> _MATERIAL PROVIDED_
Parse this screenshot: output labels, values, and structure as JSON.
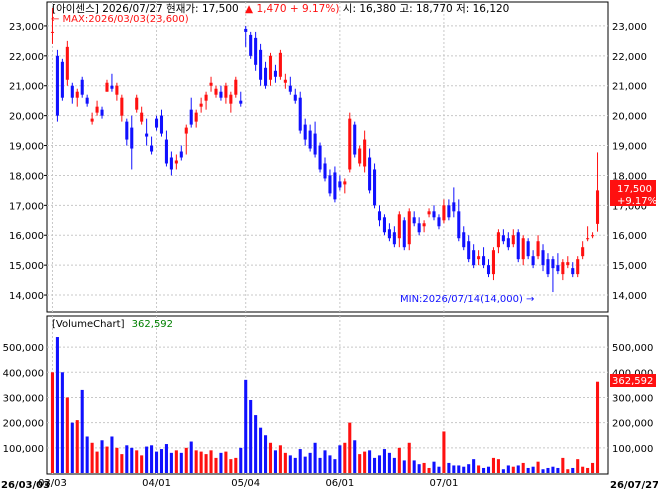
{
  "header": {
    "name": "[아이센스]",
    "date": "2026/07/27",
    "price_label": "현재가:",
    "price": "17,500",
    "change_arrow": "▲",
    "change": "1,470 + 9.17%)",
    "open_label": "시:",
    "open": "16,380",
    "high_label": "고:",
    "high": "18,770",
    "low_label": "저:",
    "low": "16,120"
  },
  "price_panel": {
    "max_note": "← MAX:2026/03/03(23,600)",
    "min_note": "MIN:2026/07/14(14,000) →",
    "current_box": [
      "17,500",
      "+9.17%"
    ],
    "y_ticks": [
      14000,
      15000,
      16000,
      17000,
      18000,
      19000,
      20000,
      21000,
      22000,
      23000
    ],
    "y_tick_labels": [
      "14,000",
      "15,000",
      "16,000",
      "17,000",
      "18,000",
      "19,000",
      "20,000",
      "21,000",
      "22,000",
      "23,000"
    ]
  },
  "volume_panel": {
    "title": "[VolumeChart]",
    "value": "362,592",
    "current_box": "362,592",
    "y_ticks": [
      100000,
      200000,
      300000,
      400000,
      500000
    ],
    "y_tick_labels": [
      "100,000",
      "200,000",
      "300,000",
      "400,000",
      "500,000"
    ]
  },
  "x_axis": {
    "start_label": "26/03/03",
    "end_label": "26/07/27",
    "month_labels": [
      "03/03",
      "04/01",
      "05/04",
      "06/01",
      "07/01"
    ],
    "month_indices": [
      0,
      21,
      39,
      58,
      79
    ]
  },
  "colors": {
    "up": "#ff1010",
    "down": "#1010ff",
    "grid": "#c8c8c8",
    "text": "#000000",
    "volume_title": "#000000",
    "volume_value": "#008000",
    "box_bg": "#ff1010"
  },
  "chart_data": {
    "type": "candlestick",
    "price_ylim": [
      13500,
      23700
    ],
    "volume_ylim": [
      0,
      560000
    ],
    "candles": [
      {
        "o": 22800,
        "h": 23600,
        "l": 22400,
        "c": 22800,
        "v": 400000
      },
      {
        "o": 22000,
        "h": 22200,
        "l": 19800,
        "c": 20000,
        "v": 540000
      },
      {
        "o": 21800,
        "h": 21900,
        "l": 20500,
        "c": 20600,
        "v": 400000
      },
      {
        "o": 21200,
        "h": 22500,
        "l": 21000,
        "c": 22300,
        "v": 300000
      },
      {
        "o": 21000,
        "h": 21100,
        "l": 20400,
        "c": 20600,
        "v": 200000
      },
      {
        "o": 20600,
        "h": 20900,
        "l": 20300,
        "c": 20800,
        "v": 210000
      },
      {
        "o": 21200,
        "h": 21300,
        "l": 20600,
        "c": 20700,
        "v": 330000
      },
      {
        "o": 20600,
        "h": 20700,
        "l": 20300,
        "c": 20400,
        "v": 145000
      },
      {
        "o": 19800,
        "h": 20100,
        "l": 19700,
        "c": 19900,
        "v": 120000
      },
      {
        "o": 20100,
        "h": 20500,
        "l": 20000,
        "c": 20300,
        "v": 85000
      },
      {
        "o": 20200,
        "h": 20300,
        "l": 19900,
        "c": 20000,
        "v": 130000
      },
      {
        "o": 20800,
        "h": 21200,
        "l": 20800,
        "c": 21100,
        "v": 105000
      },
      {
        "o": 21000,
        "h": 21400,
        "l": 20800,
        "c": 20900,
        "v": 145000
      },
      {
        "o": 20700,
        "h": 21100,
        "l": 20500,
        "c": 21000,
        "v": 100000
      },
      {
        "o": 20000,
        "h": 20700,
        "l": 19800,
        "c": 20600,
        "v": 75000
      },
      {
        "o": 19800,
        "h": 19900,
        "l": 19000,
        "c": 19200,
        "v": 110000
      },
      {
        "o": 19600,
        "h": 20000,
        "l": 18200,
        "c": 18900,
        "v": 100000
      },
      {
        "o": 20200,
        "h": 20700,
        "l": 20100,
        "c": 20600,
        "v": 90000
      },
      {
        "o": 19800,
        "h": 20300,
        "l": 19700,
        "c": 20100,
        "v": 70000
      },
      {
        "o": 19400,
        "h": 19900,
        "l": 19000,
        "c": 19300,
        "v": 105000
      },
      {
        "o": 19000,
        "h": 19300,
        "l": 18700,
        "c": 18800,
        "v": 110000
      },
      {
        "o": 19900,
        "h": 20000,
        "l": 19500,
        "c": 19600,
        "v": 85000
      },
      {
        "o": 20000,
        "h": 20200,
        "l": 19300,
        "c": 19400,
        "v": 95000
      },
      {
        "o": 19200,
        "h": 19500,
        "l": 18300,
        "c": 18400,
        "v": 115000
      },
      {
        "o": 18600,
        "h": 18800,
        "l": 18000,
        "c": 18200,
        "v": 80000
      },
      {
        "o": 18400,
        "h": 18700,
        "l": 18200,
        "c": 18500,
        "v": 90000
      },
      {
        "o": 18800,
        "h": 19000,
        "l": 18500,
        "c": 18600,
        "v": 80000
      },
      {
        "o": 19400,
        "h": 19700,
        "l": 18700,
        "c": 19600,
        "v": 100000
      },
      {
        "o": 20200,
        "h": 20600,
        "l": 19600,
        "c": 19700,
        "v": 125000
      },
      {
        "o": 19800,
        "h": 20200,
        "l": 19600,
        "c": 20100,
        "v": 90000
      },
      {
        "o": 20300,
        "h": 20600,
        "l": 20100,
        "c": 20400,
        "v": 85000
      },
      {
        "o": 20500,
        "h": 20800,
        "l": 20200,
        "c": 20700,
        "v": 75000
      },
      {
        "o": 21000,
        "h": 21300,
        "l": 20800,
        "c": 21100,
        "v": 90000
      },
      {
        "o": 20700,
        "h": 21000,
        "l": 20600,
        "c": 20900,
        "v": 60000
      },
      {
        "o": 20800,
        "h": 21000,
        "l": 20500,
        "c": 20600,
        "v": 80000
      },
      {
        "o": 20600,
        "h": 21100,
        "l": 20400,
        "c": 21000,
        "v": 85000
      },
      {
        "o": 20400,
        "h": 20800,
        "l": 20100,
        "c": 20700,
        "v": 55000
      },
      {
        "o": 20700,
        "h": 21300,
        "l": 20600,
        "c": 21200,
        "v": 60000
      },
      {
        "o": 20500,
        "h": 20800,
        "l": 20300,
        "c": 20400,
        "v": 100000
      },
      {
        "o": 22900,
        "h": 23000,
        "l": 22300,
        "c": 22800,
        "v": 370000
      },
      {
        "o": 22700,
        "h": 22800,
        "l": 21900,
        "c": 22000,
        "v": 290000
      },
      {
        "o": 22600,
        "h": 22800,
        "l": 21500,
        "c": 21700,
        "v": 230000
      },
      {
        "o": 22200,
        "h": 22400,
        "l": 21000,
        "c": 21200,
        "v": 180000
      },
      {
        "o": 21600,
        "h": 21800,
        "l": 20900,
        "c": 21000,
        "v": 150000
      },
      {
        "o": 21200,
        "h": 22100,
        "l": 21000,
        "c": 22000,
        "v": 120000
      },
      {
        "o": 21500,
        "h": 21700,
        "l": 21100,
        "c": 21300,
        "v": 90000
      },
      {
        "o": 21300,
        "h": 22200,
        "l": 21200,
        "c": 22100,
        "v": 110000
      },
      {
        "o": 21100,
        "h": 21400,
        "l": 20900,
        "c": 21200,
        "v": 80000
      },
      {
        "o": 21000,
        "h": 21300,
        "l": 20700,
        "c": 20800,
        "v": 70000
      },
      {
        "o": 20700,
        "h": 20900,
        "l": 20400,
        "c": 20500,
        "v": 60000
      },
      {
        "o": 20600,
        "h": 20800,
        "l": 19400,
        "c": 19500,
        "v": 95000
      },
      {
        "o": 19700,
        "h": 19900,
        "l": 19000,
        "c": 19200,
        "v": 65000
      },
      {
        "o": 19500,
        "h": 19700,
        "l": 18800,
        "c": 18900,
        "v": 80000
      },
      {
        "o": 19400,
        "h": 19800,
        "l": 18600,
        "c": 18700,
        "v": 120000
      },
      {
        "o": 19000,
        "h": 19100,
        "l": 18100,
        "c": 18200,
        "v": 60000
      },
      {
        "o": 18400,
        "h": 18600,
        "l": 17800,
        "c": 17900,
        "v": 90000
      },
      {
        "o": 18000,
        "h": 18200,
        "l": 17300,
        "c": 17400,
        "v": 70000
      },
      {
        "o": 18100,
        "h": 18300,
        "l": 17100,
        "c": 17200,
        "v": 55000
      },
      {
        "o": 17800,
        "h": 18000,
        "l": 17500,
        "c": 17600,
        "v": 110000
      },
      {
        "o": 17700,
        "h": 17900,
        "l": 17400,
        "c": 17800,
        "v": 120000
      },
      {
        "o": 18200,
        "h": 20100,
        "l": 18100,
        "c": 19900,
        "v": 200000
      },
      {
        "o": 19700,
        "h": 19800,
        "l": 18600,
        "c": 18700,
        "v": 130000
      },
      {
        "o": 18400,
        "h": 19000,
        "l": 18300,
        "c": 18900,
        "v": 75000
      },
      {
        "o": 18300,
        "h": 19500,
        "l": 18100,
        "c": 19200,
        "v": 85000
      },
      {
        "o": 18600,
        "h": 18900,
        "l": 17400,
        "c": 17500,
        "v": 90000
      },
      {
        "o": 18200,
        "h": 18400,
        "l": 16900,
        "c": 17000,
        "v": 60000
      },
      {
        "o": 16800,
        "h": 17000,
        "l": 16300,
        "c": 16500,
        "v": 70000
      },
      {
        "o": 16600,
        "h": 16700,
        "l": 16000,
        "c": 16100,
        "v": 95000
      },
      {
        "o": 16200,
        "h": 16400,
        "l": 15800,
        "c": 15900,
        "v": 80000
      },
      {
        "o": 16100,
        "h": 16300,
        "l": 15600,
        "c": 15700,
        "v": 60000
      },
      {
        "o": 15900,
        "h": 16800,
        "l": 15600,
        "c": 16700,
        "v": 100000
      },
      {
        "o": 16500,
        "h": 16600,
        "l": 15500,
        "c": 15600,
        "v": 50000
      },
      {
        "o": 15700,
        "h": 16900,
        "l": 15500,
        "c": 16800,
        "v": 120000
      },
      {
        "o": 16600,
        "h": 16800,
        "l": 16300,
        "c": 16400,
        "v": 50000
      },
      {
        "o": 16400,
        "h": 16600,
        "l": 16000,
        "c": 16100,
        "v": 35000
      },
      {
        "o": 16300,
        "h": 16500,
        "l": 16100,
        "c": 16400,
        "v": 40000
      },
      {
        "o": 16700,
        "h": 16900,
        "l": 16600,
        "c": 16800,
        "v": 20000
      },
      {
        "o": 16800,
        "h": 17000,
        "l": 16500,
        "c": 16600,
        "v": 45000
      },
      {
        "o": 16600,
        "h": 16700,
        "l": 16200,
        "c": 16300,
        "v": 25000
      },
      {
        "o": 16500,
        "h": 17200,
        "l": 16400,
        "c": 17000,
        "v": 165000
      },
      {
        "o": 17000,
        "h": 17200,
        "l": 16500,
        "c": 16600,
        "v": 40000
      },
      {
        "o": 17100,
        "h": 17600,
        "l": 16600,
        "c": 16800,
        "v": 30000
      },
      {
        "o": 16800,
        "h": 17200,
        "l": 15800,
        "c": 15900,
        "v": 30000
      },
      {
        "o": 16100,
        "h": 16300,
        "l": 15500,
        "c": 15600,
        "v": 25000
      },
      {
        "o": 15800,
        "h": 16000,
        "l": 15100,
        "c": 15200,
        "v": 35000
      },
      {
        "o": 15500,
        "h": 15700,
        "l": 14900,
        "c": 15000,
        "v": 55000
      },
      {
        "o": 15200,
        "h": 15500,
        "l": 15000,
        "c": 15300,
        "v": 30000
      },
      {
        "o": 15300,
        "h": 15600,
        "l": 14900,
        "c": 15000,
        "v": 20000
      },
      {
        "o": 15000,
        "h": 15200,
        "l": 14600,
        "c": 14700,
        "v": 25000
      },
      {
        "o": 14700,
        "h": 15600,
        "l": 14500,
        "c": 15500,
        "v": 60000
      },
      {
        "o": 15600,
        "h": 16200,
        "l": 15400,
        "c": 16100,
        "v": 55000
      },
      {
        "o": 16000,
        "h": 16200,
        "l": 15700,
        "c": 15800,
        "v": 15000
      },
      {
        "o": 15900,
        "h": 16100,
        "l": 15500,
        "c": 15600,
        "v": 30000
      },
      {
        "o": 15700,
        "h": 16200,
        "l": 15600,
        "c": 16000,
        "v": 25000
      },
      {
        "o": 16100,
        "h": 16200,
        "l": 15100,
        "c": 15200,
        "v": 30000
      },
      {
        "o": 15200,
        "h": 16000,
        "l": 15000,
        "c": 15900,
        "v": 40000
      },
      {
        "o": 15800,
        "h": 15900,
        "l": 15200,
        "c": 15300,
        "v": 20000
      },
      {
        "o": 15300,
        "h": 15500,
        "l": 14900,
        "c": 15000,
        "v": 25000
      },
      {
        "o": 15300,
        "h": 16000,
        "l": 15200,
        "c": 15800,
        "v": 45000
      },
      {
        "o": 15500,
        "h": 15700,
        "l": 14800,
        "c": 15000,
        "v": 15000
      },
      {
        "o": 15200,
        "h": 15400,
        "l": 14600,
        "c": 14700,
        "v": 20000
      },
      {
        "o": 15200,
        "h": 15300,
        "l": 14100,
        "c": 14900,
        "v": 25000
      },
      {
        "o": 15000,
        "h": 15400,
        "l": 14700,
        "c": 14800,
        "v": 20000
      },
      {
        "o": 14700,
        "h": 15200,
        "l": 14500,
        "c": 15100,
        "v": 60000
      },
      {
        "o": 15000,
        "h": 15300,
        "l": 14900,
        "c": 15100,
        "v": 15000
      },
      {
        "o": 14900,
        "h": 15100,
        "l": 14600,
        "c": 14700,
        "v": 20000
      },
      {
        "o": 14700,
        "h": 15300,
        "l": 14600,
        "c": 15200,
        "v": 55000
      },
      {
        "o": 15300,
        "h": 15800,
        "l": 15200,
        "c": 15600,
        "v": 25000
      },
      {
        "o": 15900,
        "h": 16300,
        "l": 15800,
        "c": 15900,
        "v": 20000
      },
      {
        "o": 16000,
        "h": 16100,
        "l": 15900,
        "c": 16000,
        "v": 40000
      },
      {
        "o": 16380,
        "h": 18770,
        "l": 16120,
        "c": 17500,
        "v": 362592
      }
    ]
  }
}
...
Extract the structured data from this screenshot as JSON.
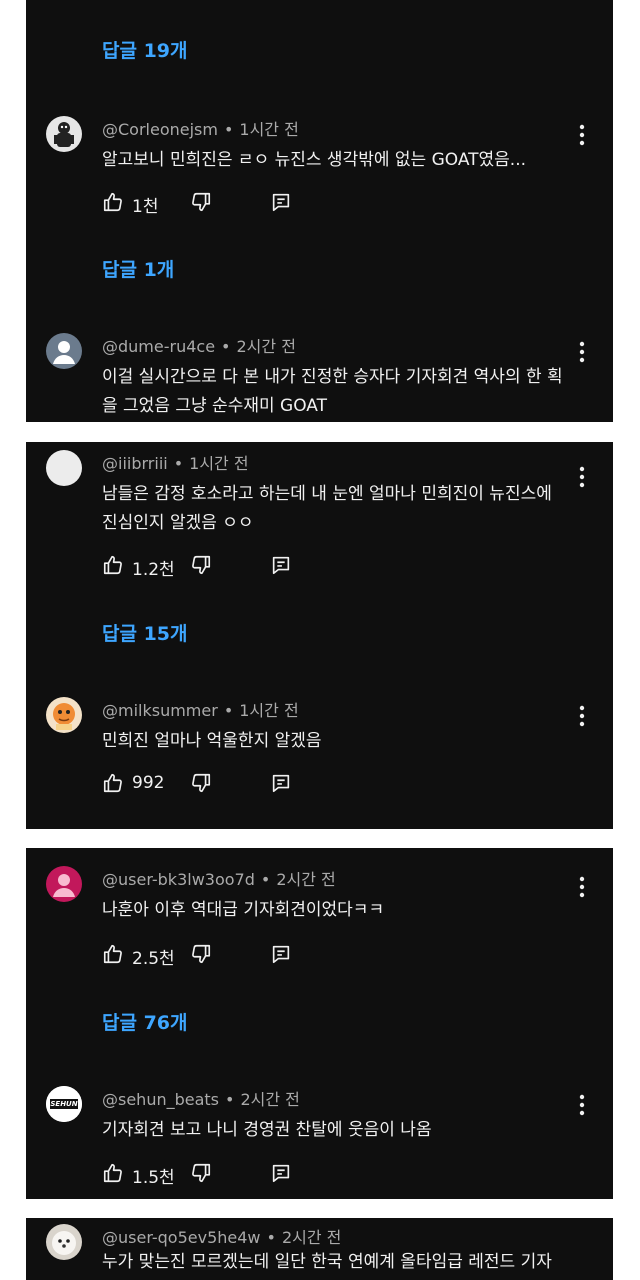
---
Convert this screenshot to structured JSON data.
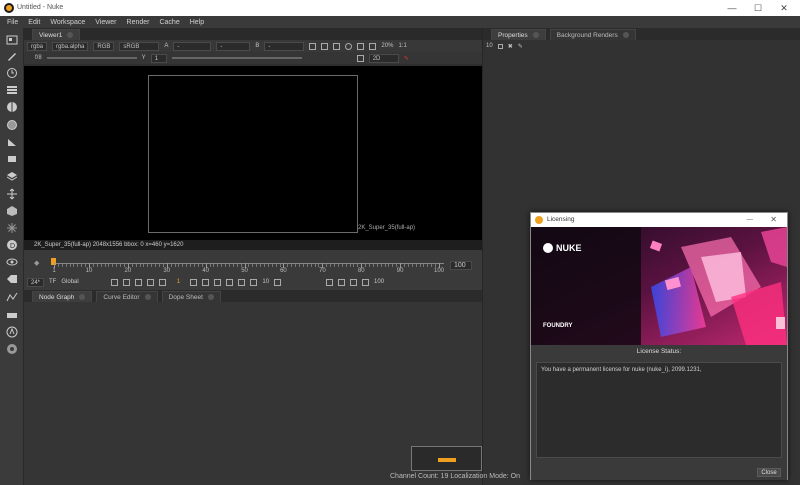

> _SET TASK_
Copy out each line of the material that holds the word "structured".

> _TASK SOLUTION_
Extract the structured data from this screenshot as JSON.
Convert this screenshot to structured JSON data.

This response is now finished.